Filter these entries so that only lines with the word "have" remain.

────

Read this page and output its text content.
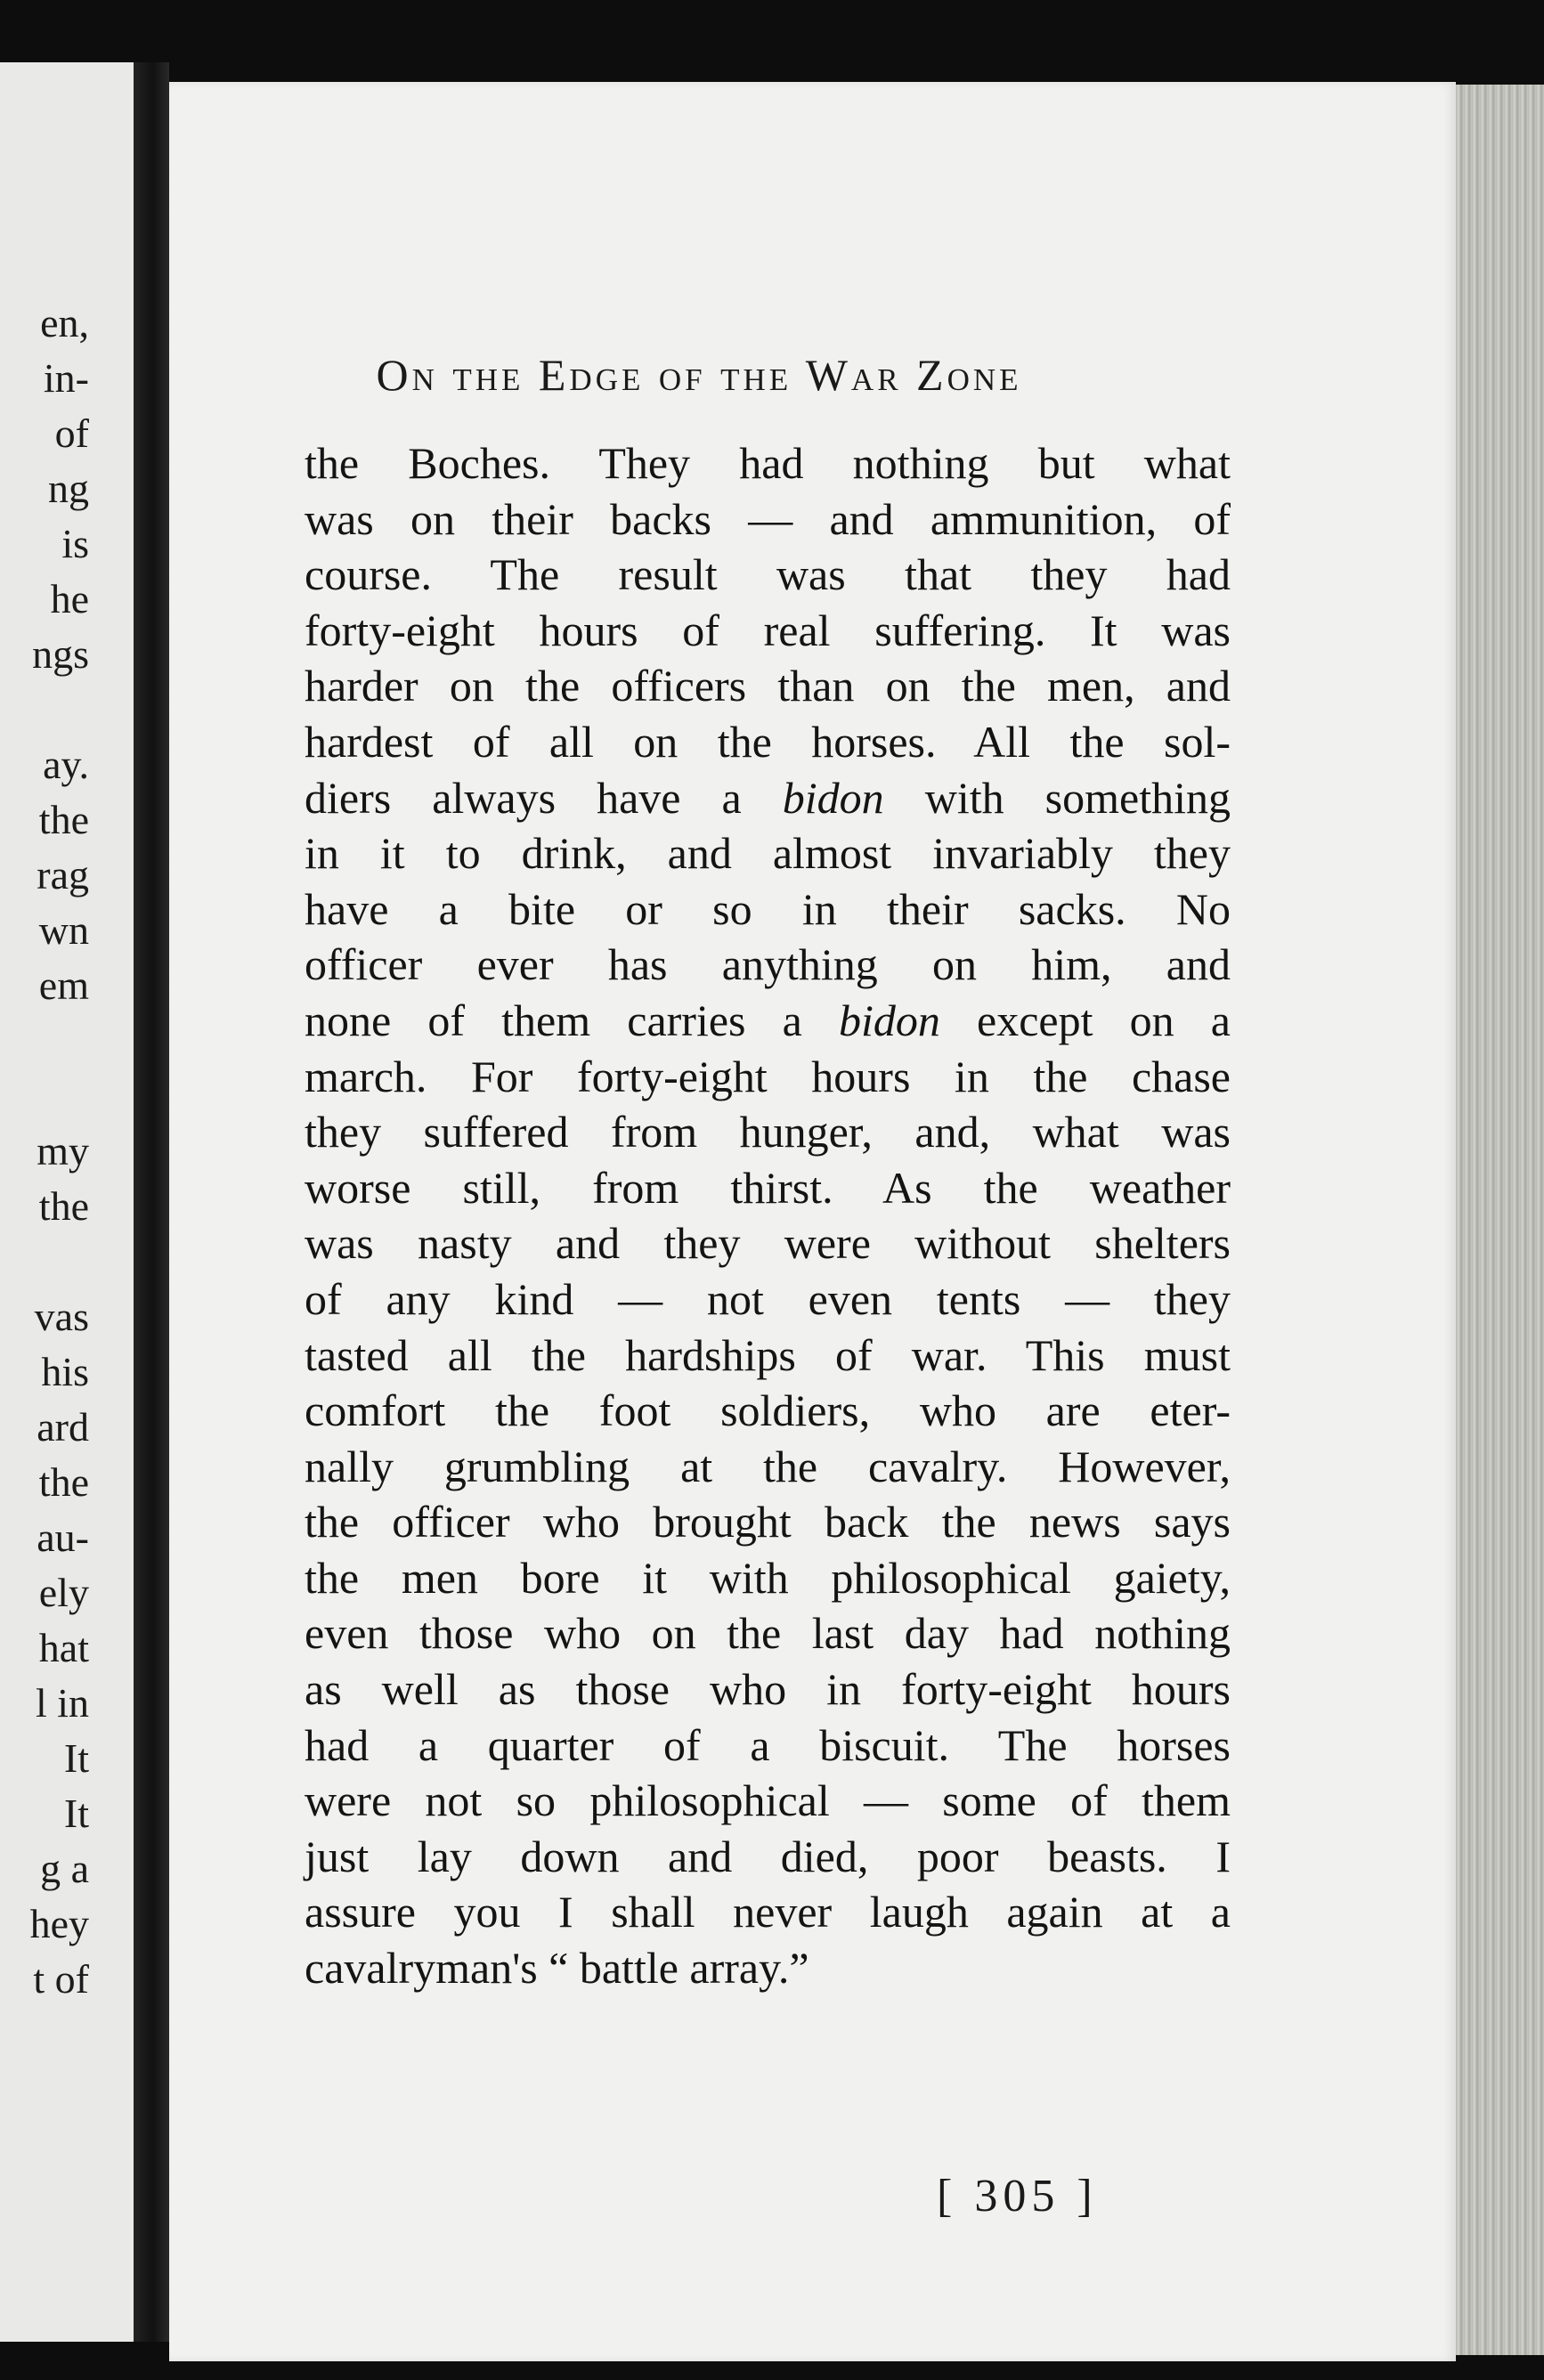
en,
in-
of
ng
is
he
ngs
ay.
the
rag
wn
em
my
the
vas
his
ard
the
au-
ely
hat
l in
It
It
g a
hey
t of
On the Edge of the War Zone
the Boches. They had nothing but what
was on their backs — and ammunition, of
course. The result was that they had
forty-eight hours of real suffering. It was
harder on the officers than on the men, and
hardest of all on the horses. All the sol-
diers always have a bidon with something
in it to drink, and almost invariably they
have a bite or so in their sacks. No
officer ever has anything on him, and
none of them carries a bidon except on a
march. For forty-eight hours in the chase
they suffered from hunger, and, what was
worse still, from thirst. As the weather
was nasty and they were without shelters
of any kind — not even tents — they
tasted all the hardships of war. This must
comfort the foot soldiers, who are eter-
nally grumbling at the cavalry. However,
the officer who brought back the news says
the men bore it with philosophical gaiety,
even those who on the last day had nothing
as well as those who in forty-eight hours
had a quarter of a biscuit. The horses
were not so philosophical — some of them
just lay down and died, poor beasts. I
assure you I shall never laugh again at a
cavalryman's “ battle array.”
[ 305 ]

────

ANSWER TO THIS TASK —
diers always have a bidon with something
have a bite or so in their sacks. No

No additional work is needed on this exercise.